Wherever a line below holds the word "внешние", copy that line.
Start of Input material
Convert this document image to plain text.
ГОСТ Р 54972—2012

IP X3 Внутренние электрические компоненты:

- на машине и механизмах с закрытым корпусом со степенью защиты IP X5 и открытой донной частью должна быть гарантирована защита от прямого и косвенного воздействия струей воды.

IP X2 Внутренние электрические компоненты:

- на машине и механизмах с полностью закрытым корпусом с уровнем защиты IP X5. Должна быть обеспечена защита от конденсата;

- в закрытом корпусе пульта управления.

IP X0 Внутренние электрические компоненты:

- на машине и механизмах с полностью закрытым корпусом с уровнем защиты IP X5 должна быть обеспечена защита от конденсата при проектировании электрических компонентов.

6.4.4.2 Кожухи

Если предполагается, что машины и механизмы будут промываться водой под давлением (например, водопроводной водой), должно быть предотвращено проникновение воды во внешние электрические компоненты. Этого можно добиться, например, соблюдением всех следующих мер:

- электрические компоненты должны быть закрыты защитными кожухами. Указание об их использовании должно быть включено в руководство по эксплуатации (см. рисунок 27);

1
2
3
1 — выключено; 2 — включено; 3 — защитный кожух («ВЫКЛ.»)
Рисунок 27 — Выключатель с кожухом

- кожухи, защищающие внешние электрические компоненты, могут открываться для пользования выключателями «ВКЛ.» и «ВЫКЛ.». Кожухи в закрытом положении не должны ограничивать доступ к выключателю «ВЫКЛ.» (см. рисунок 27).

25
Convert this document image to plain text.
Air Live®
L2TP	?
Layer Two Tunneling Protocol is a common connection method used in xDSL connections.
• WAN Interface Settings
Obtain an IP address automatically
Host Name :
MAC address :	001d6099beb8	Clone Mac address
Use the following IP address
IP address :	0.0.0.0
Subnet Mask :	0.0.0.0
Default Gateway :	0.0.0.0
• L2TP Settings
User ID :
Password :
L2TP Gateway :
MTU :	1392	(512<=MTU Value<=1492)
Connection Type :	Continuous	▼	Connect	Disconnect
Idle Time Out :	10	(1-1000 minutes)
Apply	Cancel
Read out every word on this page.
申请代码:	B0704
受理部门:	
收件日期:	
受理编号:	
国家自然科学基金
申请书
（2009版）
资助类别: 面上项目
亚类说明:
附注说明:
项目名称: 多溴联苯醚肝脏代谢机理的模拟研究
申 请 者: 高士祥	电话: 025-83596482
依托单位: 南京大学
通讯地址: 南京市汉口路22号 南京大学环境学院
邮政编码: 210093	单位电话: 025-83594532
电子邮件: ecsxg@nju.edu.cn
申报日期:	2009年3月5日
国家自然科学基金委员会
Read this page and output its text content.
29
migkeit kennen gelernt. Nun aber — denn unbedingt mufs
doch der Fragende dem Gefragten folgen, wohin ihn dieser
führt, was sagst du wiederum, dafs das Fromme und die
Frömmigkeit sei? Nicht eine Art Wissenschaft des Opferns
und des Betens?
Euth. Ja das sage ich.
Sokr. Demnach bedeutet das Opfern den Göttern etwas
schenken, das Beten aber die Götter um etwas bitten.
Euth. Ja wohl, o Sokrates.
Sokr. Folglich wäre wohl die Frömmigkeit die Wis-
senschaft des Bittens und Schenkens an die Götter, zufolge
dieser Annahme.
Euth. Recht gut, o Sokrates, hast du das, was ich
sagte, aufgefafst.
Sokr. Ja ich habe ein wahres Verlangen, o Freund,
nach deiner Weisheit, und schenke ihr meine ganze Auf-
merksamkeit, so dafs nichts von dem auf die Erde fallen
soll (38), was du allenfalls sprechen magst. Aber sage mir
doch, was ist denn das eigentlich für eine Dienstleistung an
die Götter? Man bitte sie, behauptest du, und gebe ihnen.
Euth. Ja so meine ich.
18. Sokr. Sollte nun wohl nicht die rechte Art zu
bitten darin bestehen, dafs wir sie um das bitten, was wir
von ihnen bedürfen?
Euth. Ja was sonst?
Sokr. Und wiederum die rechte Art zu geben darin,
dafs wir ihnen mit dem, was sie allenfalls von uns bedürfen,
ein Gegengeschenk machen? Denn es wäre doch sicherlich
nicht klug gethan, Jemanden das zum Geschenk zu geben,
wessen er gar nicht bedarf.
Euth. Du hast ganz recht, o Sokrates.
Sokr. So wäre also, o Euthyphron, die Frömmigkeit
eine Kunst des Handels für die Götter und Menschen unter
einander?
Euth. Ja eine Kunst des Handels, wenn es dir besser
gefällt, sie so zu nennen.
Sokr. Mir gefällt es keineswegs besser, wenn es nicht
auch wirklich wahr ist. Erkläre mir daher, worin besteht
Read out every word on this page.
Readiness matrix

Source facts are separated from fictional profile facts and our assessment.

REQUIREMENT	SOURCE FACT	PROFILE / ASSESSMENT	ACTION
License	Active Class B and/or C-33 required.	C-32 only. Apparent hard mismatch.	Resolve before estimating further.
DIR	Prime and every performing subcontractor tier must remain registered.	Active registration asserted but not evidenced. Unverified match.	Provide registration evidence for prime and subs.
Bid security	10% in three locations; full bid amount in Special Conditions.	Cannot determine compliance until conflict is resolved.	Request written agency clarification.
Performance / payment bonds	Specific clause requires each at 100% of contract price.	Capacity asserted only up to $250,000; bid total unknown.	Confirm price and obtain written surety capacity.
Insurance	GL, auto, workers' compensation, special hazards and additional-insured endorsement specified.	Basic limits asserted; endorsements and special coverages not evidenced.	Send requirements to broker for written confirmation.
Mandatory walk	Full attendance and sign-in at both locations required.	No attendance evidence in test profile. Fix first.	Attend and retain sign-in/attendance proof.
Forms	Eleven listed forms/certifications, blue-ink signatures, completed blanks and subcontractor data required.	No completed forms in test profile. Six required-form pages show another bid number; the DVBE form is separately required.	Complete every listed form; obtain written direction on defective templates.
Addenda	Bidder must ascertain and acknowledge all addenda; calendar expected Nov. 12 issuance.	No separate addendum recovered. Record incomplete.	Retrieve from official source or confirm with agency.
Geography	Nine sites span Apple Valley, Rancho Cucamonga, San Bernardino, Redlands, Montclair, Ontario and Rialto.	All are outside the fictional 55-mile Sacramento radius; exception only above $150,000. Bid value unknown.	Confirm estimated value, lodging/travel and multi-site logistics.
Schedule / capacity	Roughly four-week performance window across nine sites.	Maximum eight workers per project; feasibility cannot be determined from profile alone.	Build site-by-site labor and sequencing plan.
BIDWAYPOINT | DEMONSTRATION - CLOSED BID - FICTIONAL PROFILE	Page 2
End of Input material
Result below:
Если предполагается, что машины и механизмы будут промываться водой под давлением (например, водопроводной водой), должно быть предотвращено проникновение воды во внешние электрические компоненты. Этого можно добиться, например, соблюдением всех следующих мер:
- кожухи, защищающие внешние электрические компоненты, могут открываться для пользования выключателями «ВКЛ.» и «ВЫКЛ.». Кожухи в закрытом положении не должны ограничивать доступ к выключателю «ВЫКЛ.» (см. рисунок 27).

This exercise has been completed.